## DIRECTIONS FOR THIS TASK
Quote all entries in full, exactly.

Excerpt from a dataset

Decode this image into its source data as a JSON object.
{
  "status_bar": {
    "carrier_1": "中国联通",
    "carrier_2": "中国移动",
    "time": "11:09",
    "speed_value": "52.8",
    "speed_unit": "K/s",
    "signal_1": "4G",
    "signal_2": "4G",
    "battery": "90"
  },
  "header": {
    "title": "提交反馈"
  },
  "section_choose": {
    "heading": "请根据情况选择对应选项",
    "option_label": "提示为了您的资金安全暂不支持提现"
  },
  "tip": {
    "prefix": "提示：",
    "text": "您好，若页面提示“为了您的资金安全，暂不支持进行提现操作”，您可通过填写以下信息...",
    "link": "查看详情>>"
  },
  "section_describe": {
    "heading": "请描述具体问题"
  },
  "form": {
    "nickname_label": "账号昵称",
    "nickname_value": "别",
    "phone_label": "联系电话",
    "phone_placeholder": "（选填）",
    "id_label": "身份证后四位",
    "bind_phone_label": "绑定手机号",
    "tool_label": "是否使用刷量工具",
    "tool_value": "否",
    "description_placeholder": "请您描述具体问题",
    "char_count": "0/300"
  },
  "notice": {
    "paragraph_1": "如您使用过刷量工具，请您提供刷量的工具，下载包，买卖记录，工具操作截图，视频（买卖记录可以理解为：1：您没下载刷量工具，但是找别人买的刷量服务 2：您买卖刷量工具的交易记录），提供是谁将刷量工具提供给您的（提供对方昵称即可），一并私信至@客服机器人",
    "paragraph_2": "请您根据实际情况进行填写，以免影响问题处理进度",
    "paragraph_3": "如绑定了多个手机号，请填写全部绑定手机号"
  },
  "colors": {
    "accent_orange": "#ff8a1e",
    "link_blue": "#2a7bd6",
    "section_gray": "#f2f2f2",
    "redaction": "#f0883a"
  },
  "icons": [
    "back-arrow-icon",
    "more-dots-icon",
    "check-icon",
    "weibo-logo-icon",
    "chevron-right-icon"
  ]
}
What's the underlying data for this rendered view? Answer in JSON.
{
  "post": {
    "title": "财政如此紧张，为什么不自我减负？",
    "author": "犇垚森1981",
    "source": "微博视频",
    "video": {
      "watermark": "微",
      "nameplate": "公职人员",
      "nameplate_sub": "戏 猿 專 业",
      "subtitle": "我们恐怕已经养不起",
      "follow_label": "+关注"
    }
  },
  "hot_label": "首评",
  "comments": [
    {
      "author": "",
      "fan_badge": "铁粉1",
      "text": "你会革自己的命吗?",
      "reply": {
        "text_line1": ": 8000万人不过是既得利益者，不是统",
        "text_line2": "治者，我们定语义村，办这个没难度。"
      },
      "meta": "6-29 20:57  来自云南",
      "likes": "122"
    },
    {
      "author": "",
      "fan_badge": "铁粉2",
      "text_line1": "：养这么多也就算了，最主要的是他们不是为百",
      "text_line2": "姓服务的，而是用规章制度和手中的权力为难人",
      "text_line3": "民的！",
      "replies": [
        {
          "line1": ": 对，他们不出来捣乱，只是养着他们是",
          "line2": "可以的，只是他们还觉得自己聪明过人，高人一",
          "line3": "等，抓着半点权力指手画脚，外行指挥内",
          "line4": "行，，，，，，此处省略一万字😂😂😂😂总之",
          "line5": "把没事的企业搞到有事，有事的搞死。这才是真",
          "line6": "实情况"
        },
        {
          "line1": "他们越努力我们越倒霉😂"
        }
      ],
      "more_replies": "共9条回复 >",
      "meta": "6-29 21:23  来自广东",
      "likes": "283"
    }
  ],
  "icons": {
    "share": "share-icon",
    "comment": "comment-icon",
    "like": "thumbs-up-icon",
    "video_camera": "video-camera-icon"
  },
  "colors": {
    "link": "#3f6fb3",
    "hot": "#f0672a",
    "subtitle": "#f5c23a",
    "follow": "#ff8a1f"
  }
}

## CORRECT RESPONSE
Decode this image into its source data as a JSON object.
{
  "status_bar": {
    "carrier_1": "中国联通",
    "carrier_2": "中国移动",
    "time": "11:09",
    "speed_value": "52.8",
    "speed_unit": "K/s",
    "signal_1": "4G",
    "signal_2": "4G",
    "battery": "90"
  },
  "header": {
    "title": "提交反馈"
  },
  "section_choose": {
    "heading": "请根据情况选择对应选项",
    "option_label": "提示为了您的资金安全暂不支持提现"
  },
  "tip": {
    "prefix": "提示：",
    "text": "您好，若页面提示“为了您的资金安全，暂不支持进行提现操作”，您可通过填写以下信息...",
    "link": "查看详情>>"
  },
  "section_describe": {
    "heading": "请描述具体问题"
  },
  "form": {
    "nickname_label": "账号昵称",
    "nickname_value": "别",
    "phone_label": "联系电话",
    "phone_placeholder": "（选填）",
    "id_label": "身份证后四位",
    "bind_phone_label": "绑定手机号",
    "tool_label": "是否使用刷量工具",
    "tool_value": "否",
    "description_placeholder": "请您描述具体问题",
    "char_count": "0/300"
  },
  "notice": {
    "paragraph_1": "如您使用过刷量工具，请您提供刷量的工具，下载包，买卖记录，工具操作截图，视频（买卖记录可以理解为：1：您没下载刷量工具，但是找别人买的刷量服务 2：您买卖刷量工具的交易记录），提供是谁将刷量工具提供给您的（提供对方昵称即可），一并私信至@客服机器人",
    "paragraph_2": "请您根据实际情况进行填写，以免影响问题处理进度",
    "paragraph_3": "如绑定了多个手机号，请填写全部绑定手机号"
  },
  "colors": {
    "accent_orange": "#ff8a1e",
    "link_blue": "#2a7bd6",
    "section_gray": "#f2f2f2",
    "redaction": "#f0883a"
  },
  "icons": [
    "back-arrow-icon",
    "more-dots-icon",
    "check-icon",
    "weibo-logo-icon",
    "chevron-right-icon"
  ]
}
What's the underlying data for this rendered view? Answer in JSON.
{
  "post": {
    "title": "财政如此紧张，为什么不自我减负？",
    "author": "犇垚森1981",
    "source": "微博视频",
    "video": {
      "watermark": "微",
      "nameplate": "公职人员",
      "nameplate_sub": "戏 猿 專 业",
      "subtitle": "我们恐怕已经养不起",
      "follow_label": "+关注"
    }
  },
  "hot_label": "首评",
  "comments": [
    {
      "author": "",
      "fan_badge": "铁粉1",
      "text": "你会革自己的命吗?",
      "reply": {
        "text_line1": ": 8000万人不过是既得利益者，不是统",
        "text_line2": "治者，我们定语义村，办这个没难度。"
      },
      "meta": "6-29 20:57  来自云南",
      "likes": "122"
    },
    {
      "author": "",
      "fan_badge": "铁粉2",
      "text_line1": "：养这么多也就算了，最主要的是他们不是为百",
      "text_line2": "姓服务的，而是用规章制度和手中的权力为难人",
      "text_line3": "民的！",
      "replies": [
        {
          "line1": ": 对，他们不出来捣乱，只是养着他们是",
          "line2": "可以的，只是他们还觉得自己聪明过人，高人一",
          "line3": "等，抓着半点权力指手画脚，外行指挥内",
          "line4": "行，，，，，，此处省略一万字😂😂😂😂总之",
          "line5": "把没事的企业搞到有事，有事的搞死。这才是真",
          "line6": "实情况"
        },
        {
          "line1": "他们越努力我们越倒霉😂"
        }
      ],
      "more_replies": "共9条回复 >",
      "meta": "6-29 21:23  来自广东",
      "likes": "283"
    }
  ],
  "icons": {
    "share": "share-icon",
    "comment": "comment-icon",
    "like": "thumbs-up-icon",
    "video_camera": "video-camera-icon"
  },
  "colors": {
    "link": "#3f6fb3",
    "hot": "#f0672a",
    "subtitle": "#f5c23a",
    "follow": "#ff8a1f"
  }
}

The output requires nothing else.